-- START OF Data provided --
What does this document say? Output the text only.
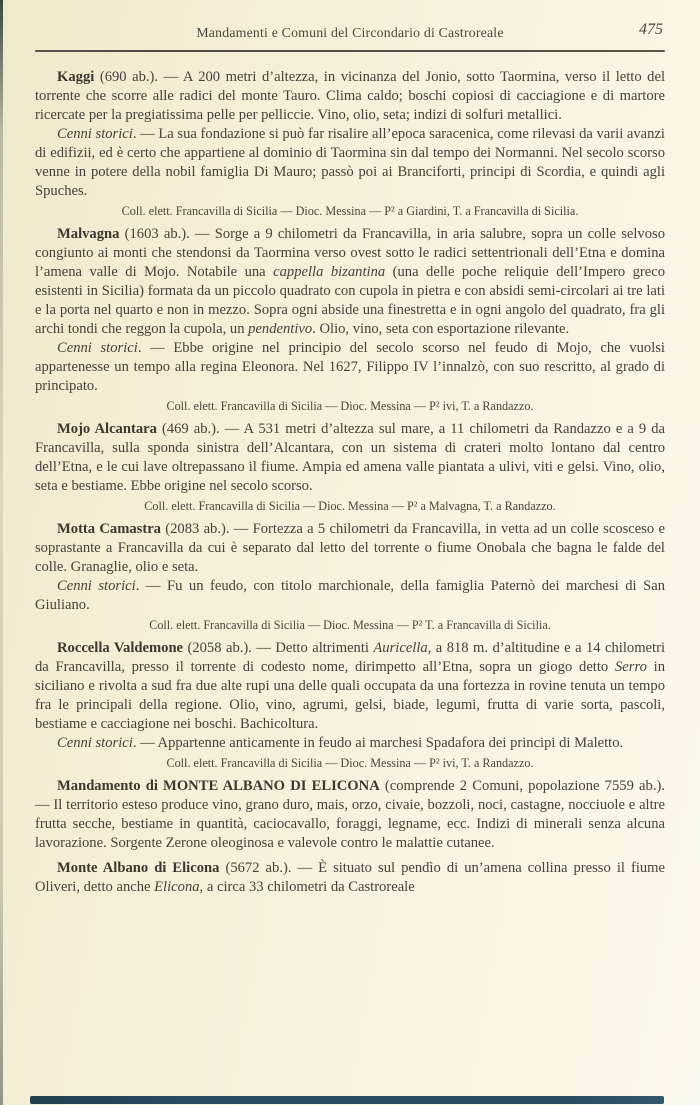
Mandamenti e Comuni del Circondario di Castroreale	475

Kaggi (690 ab.). — A 200 metri d’altezza, in vicinanza del Jonio, sotto Taormina, verso il letto del torrente che scorre alle radici del monte Tauro. Clima caldo; boschi copiosi di cacciagione e di martore ricercate per la pregiatissima pelle per pelliccie. Vino, olio, seta; indizi di solfuri metallici.

Cenni storici. — La sua fondazione si può far risalire all’epoca saracenica, come rilevasi da varii avanzi di edifizii, ed è certo che appartiene al dominio di Taormina sin dal tempo dei Normanni. Nel secolo scorso venne in potere della nobil famiglia Di Mauro; passò poi ai Branciforti, principi di Scordia, e quindi agli Spuches.

Coll. elett. Francavilla di Sicilia — Dioc. Messina — P² a Giardini, T. a Francavilla di Sicilia.

Malvagna (1603 ab.). — Sorge a 9 chilometri da Francavilla, in aria salubre, sopra un colle selvoso congiunto ai monti che stendonsi da Taormina verso ovest sotto le radici settentrionali dell’Etna e domina l’amena valle di Mojo. Notabile una cappella bizantina (una delle poche reliquie dell’Impero greco esistenti in Sicilia) formata da un piccolo quadrato con cupola in pietra e con absidi semi-circolari ai tre lati e la porta nel quarto e non in mezzo. Sopra ogni abside una finestretta e in ogni angolo del quadrato, fra gli archi tondi che reggon la cupola, un pendentivo. Olio, vino, seta con esportazione rilevante.

Cenni storici. — Ebbe origine nel principio del secolo scorso nel feudo di Mojo, che vuolsi appartenesse un tempo alla regina Eleonora. Nel 1627, Filippo IV l’innalzò, con suo rescritto, al grado di principato.

Coll. elett. Francavilla di Sicilia — Dioc. Messina — P² ivi, T. a Randazzo.

Mojo Alcantara (469 ab.). — A 531 metri d’altezza sul mare, a 11 chilometri da Randazzo e a 9 da Francavilla, sulla sponda sinistra dell’Alcantara, con un sistema di crateri molto lontano dal centro dell’Etna, e le cui lave oltrepassano il fiume. Ampia ed amena valle piantata a ulivi, viti e gelsi. Vino, olio, seta e bestiame. Ebbe origine nel secolo scorso.

Coll. elett. Francavilla di Sicilia — Dioc. Messina — P² a Malvagna, T. a Randazzo.

Motta Camastra (2083 ab.). — Fortezza a 5 chilometri da Francavilla, in vetta ad un colle scosceso e soprastante a Francavilla da cui è separato dal letto del torrente o fiume Onobala che bagna le falde del colle. Granaglie, olio e seta.

Cenni storici. — Fu un feudo, con titolo marchionale, della famiglia Paternò dei marchesi di San Giuliano.

Coll. elett. Francavilla di Sicilia — Dioc. Messina — P² T. a Francavilla di Sicilia.

Roccella Valdemone (2058 ab.). — Detto altrimenti Auricella, a 818 m. d’altitudine e a 14 chilometri da Francavilla, presso il torrente di codesto nome, dirimpetto all’Etna, sopra un giogo detto Serro in siciliano e rivolta a sud fra due alte rupi una delle quali occupata da una fortezza in rovine tenuta un tempo fra le principali della regione. Olio, vino, agrumi, gelsi, biade, legumi, frutta di varie sorta, pascoli, bestiame e cacciagione nei boschi. Bachicoltura.

Cenni storici. — Appartenne anticamente in feudo ai marchesi Spadafora dei principi di Maletto.

Coll. elett. Francavilla di Sicilia — Dioc. Messina — P² ivi, T. a Randazzo.

Mandamento di MONTE ALBANO DI ELICONA (comprende 2 Comuni, popolazione 7559 ab.). — Il territorio esteso produce vino, grano duro, mais, orzo, civaie, bozzoli, noci, castagne, nocciuole e altre frutta secche, bestiame in quantità, caciocavallo, foraggi, legname, ecc. Indizi di minerali senza alcuna lavorazione. Sorgente Zerone oleoginosa e valevole contro le malattie cutanee.

Monte Albano di Elicona (5672 ab.). — È situato sul pendìo di un’amena collina presso il fiume Oliveri, detto anche Elicona, a circa 33 chilometri da Castroreale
-- END OF Data provided --
How many lines in these entries hold the string "Castroreale"? Answer with the number alone.

▶ _Exercise output_: 2